Required action |
Give the number of lines in the data that hold the word "Bacterial", and nothing else.
BEGIN Dataset entries
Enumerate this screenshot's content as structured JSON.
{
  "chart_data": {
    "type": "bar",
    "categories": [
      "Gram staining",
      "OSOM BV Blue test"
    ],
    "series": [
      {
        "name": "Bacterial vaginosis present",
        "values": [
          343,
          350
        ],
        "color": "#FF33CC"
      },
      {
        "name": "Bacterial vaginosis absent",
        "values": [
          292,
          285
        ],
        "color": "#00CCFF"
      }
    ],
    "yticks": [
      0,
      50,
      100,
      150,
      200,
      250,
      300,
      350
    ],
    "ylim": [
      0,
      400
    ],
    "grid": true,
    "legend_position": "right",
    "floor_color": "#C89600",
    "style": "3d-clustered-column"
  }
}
END Dataset entries
Answer box |
2